— BEGIN —

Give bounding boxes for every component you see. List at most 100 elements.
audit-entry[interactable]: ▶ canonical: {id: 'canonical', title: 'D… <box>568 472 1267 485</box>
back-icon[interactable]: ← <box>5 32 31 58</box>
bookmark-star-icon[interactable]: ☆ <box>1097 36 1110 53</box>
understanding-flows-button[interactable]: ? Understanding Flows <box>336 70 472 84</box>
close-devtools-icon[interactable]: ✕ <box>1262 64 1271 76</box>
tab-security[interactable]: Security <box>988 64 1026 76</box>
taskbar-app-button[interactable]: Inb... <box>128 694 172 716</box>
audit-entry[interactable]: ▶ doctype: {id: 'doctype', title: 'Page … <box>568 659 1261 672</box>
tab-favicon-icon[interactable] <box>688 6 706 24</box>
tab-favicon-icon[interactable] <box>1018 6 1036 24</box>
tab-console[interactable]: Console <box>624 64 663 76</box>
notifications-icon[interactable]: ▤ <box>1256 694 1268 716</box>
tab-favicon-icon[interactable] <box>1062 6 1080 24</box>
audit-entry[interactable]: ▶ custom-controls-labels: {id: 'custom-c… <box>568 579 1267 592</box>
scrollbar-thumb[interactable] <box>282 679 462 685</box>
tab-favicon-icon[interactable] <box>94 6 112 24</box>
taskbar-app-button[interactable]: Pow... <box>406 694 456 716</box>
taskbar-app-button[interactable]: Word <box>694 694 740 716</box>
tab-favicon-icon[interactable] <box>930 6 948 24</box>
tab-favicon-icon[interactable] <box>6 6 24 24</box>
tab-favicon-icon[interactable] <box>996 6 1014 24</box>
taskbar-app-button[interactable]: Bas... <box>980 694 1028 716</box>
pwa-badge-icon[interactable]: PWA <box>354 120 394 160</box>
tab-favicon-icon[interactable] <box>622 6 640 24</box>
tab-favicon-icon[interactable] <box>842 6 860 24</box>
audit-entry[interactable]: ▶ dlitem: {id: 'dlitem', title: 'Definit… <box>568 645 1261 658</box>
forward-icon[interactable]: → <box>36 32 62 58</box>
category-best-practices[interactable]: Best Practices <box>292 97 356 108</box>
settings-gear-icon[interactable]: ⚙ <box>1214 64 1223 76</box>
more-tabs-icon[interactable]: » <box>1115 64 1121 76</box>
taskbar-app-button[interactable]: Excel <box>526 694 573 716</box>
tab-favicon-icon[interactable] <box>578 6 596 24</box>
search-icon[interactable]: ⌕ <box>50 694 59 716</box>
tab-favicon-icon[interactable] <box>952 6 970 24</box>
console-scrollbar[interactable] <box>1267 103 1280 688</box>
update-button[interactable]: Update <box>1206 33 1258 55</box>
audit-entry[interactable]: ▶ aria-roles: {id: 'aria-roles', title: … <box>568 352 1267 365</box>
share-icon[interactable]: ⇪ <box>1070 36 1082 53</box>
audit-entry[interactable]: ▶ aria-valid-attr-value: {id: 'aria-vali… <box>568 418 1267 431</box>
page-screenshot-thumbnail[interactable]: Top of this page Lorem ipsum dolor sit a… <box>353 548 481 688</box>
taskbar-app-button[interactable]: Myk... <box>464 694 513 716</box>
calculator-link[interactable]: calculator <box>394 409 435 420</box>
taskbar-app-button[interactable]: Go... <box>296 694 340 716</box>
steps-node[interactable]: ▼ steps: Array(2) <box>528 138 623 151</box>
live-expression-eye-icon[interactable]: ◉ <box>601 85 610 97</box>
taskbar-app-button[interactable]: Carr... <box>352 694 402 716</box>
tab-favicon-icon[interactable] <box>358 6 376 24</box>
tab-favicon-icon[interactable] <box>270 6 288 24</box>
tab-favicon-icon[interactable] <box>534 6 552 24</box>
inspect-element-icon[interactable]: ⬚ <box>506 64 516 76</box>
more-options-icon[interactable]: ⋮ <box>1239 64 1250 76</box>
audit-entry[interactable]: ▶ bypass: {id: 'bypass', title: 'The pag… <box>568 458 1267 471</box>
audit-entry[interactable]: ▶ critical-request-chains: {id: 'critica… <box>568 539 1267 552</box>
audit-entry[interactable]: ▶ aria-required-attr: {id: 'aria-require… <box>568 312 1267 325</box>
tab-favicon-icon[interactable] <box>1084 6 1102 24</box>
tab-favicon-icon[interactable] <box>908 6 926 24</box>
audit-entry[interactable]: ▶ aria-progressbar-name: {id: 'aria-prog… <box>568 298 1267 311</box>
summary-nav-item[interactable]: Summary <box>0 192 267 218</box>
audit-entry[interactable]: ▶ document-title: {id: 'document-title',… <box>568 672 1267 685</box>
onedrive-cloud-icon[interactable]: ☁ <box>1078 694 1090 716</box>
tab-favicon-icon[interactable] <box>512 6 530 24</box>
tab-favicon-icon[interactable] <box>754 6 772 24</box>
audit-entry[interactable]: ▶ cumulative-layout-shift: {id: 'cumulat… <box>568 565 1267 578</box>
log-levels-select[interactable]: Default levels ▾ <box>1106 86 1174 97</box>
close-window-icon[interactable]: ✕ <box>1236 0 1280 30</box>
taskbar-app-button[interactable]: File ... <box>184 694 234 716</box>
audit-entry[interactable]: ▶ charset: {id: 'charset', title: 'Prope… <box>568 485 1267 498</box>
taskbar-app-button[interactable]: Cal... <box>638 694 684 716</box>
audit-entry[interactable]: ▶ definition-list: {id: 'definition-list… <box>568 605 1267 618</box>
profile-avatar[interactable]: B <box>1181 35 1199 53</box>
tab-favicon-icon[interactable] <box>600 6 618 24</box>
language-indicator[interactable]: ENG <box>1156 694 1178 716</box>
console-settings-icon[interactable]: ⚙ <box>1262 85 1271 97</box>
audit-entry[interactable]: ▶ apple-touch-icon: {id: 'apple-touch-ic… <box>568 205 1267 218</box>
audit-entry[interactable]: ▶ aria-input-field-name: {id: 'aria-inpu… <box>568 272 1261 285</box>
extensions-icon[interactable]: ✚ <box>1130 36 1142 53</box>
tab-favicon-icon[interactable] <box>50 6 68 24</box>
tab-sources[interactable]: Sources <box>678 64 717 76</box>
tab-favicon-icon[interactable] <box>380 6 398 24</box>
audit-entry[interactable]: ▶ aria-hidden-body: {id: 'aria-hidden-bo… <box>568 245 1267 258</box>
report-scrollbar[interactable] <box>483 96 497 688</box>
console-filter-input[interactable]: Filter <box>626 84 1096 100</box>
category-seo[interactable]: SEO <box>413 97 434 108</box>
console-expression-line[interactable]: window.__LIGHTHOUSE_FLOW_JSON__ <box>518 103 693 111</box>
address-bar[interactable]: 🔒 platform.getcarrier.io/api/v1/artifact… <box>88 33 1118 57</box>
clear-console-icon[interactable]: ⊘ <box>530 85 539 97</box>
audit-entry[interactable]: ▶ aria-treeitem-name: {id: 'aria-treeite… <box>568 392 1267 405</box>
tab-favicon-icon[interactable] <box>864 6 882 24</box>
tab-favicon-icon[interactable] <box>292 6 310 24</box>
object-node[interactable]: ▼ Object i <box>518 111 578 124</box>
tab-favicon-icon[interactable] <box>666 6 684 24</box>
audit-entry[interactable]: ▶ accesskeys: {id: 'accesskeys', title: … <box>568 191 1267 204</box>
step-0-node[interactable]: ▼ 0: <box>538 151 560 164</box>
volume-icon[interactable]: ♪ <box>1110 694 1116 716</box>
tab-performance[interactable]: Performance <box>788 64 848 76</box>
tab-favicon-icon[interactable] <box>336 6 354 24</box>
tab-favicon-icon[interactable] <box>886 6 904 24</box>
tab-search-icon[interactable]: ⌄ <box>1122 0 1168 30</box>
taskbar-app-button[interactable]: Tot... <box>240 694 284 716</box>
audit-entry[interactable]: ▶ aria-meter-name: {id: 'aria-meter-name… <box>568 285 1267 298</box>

— END —

● The task: Copy the records word for word, starting with their first line and going on through the line with "tab-favicon-icon[interactable] <box>1062 6".

● Answer to this task:
Give bounding boxes for every component you see. List at most 100 elements.
audit-entry[interactable]: ▶ canonical: {id: 'canonical', title: 'D… <box>568 472 1267 485</box>
back-icon[interactable]: ← <box>5 32 31 58</box>
bookmark-star-icon[interactable]: ☆ <box>1097 36 1110 53</box>
understanding-flows-button[interactable]: ? Understanding Flows <box>336 70 472 84</box>
close-devtools-icon[interactable]: ✕ <box>1262 64 1271 76</box>
tab-security[interactable]: Security <box>988 64 1026 76</box>
taskbar-app-button[interactable]: Inb... <box>128 694 172 716</box>
audit-entry[interactable]: ▶ doctype: {id: 'doctype', title: 'Page … <box>568 659 1261 672</box>
tab-favicon-icon[interactable] <box>688 6 706 24</box>
tab-favicon-icon[interactable] <box>1018 6 1036 24</box>
tab-console[interactable]: Console <box>624 64 663 76</box>
notifications-icon[interactable]: ▤ <box>1256 694 1268 716</box>
tab-favicon-icon[interactable] <box>1062 6 1080 24</box>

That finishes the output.